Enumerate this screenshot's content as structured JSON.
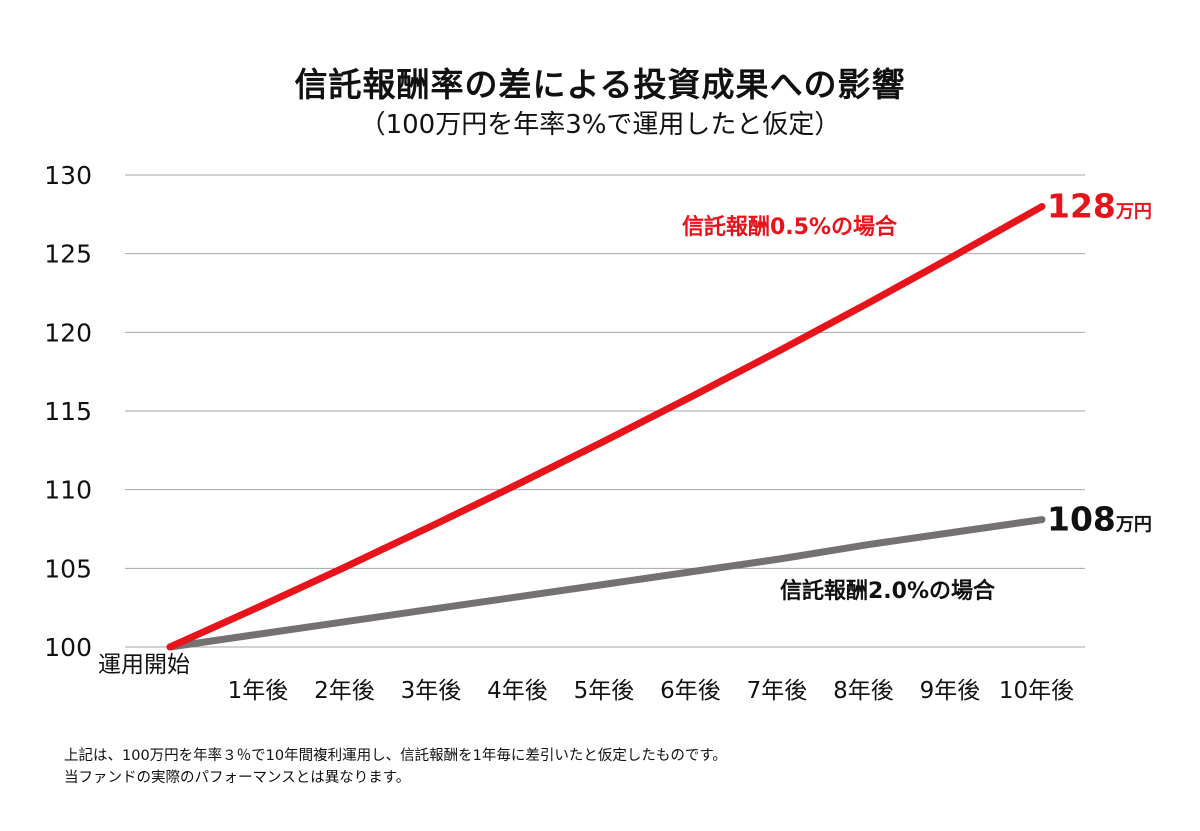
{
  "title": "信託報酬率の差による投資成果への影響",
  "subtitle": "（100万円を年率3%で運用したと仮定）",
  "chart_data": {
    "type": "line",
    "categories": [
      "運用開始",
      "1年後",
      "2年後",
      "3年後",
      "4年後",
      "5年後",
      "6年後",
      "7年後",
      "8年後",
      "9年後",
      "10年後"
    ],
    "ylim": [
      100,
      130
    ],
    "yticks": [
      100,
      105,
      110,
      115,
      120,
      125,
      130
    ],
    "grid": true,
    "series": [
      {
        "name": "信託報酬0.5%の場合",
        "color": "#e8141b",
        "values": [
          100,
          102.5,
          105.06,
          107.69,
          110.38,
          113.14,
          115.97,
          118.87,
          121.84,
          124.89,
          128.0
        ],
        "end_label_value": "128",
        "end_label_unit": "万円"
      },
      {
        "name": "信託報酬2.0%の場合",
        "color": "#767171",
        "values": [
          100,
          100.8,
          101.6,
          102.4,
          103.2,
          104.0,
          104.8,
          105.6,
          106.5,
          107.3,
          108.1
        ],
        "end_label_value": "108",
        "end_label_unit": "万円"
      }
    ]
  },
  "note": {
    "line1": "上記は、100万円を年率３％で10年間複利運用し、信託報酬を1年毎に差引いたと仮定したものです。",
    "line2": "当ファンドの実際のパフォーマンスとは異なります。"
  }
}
####################
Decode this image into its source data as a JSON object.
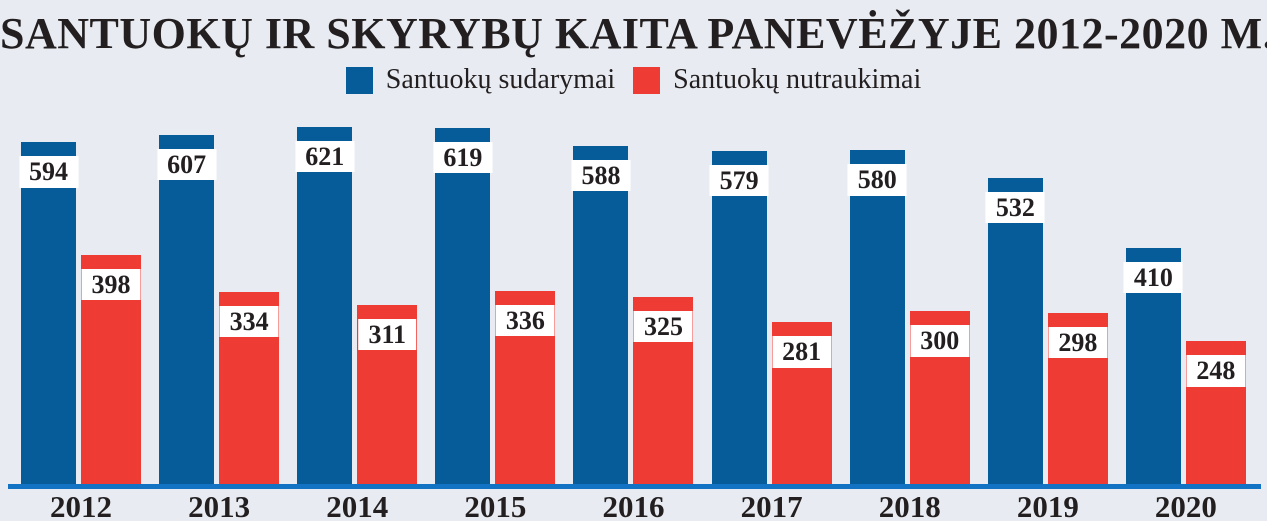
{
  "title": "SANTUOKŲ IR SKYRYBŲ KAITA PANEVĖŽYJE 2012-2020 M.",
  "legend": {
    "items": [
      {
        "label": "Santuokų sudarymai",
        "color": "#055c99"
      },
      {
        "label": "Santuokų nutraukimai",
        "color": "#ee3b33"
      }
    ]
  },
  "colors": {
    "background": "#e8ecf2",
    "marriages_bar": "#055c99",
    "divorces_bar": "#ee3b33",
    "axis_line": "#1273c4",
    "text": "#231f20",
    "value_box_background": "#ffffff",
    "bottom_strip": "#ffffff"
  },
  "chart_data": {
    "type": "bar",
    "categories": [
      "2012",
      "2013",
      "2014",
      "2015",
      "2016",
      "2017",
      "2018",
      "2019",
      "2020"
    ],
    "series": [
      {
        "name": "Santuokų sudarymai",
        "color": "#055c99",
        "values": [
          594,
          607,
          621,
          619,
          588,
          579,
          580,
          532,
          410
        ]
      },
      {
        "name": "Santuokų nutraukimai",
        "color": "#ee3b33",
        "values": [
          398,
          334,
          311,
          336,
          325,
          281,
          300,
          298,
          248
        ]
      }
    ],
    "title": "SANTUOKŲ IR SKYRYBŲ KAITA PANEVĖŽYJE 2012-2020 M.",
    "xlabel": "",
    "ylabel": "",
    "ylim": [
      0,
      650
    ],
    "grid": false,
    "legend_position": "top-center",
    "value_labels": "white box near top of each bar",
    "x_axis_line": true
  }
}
####################
• **INSTRUCTIONS TO FOLLOW**
Count each line of the entries that holds the word "name", then state the total and nothing more.

• **FINAL RESULT**
4